## Provided information
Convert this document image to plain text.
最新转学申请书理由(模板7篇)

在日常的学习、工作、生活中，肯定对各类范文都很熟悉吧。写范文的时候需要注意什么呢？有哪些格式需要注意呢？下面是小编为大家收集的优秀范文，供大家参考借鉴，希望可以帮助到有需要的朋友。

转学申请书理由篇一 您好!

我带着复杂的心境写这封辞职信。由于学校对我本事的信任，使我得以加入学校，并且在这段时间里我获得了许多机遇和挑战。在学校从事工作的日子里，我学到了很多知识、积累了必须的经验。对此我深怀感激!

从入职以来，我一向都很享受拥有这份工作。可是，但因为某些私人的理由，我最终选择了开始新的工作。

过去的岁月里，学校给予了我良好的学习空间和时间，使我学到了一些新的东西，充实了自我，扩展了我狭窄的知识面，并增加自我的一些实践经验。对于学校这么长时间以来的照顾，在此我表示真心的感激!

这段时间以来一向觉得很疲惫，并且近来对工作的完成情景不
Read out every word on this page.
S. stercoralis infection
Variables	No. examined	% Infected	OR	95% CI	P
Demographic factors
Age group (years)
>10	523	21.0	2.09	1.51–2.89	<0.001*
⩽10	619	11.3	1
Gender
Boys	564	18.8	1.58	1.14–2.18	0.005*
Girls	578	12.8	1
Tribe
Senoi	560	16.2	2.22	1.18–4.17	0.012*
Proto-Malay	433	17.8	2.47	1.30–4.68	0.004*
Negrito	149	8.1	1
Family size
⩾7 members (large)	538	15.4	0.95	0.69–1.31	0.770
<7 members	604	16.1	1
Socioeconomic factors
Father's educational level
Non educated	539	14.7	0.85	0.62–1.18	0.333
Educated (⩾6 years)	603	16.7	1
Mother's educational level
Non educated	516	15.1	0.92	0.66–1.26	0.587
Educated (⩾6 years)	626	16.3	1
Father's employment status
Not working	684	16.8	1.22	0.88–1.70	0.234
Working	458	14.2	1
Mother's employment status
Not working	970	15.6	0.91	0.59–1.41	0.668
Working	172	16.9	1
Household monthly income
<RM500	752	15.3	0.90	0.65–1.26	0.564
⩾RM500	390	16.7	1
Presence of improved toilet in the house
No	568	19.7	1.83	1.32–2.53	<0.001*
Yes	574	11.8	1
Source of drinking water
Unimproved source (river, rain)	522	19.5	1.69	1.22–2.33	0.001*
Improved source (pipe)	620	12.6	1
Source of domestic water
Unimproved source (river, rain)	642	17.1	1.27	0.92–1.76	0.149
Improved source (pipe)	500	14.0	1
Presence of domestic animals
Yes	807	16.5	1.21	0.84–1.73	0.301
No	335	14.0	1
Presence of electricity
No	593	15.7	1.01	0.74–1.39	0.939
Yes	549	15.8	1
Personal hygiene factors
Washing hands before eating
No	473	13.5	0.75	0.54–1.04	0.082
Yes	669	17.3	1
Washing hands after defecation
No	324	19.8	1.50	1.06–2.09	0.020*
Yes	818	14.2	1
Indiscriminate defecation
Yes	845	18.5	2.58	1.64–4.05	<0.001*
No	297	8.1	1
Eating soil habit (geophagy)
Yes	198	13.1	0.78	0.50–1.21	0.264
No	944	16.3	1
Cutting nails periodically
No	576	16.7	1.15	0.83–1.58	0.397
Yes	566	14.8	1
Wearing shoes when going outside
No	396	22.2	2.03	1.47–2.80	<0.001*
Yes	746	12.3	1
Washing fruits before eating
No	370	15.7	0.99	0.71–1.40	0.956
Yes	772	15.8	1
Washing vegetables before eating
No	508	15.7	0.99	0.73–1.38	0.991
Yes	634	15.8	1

## Aim
Give the entries again in full, exactly as they are written.

## Solution
Convert this document image to plain text.
最新转学申请书理由(模板7篇)

在日常的学习、工作、生活中，肯定对各类范文都很熟悉吧。写范文的时候需要注意什么呢？有哪些格式需要注意呢？下面是小编为大家收集的优秀范文，供大家参考借鉴，希望可以帮助到有需要的朋友。

转学申请书理由篇一 您好!

我带着复杂的心境写这封辞职信。由于学校对我本事的信任，使我得以加入学校，并且在这段时间里我获得了许多机遇和挑战。在学校从事工作的日子里，我学到了很多知识、积累了必须的经验。对此我深怀感激!

从入职以来，我一向都很享受拥有这份工作。可是，但因为某些私人的理由，我最终选择了开始新的工作。

过去的岁月里，学校给予了我良好的学习空间和时间，使我学到了一些新的东西，充实了自我，扩展了我狭窄的知识面，并增加自我的一些实践经验。对于学校这么长时间以来的照顾，在此我表示真心的感激!

这段时间以来一向觉得很疲惫，并且近来对工作的完成情景不
Read out every word on this page.
S. stercoralis infection
Variables	No. examined	% Infected	OR	95% CI	P
Demographic factors
Age group (years)
>10	523	21.0	2.09	1.51–2.89	<0.001*
⩽10	619	11.3	1
Gender
Boys	564	18.8	1.58	1.14–2.18	0.005*
Girls	578	12.8	1
Tribe
Senoi	560	16.2	2.22	1.18–4.17	0.012*
Proto-Malay	433	17.8	2.47	1.30–4.68	0.004*
Negrito	149	8.1	1
Family size
⩾7 members (large)	538	15.4	0.95	0.69–1.31	0.770
<7 members	604	16.1	1
Socioeconomic factors
Father's educational level
Non educated	539	14.7	0.85	0.62–1.18	0.333
Educated (⩾6 years)	603	16.7	1
Mother's educational level
Non educated	516	15.1	0.92	0.66–1.26	0.587
Educated (⩾6 years)	626	16.3	1
Father's employment status
Not working	684	16.8	1.22	0.88–1.70	0.234
Working	458	14.2	1
Mother's employment status
Not working	970	15.6	0.91	0.59–1.41	0.668
Working	172	16.9	1
Household monthly income
<RM500	752	15.3	0.90	0.65–1.26	0.564
⩾RM500	390	16.7	1
Presence of improved toilet in the house
No	568	19.7	1.83	1.32–2.53	<0.001*
Yes	574	11.8	1
Source of drinking water
Unimproved source (river, rain)	522	19.5	1.69	1.22–2.33	0.001*
Improved source (pipe)	620	12.6	1
Source of domestic water
Unimproved source (river, rain)	642	17.1	1.27	0.92–1.76	0.149
Improved source (pipe)	500	14.0	1
Presence of domestic animals
Yes	807	16.5	1.21	0.84–1.73	0.301
No	335	14.0	1
Presence of electricity
No	593	15.7	1.01	0.74–1.39	0.939
Yes	549	15.8	1
Personal hygiene factors
Washing hands before eating
No	473	13.5	0.75	0.54–1.04	0.082
Yes	669	17.3	1
Washing hands after defecation
No	324	19.8	1.50	1.06–2.09	0.020*
Yes	818	14.2	1
Indiscriminate defecation
Yes	845	18.5	2.58	1.64–4.05	<0.001*
No	297	8.1	1
Eating soil habit (geophagy)
Yes	198	13.1	0.78	0.50–1.21	0.264
No	944	16.3	1
Cutting nails periodically
No	576	16.7	1.15	0.83–1.58	0.397
Yes	566	14.8	1
Wearing shoes when going outside
No	396	22.2	2.03	1.47–2.80	<0.001*
Yes	746	12.3	1
Washing fruits before eating
No	370	15.7	0.99	0.71–1.40	0.956
Yes	772	15.8	1
Washing vegetables before eating
No	508	15.7	0.99	0.73–1.38	0.991
Yes	634	15.8	1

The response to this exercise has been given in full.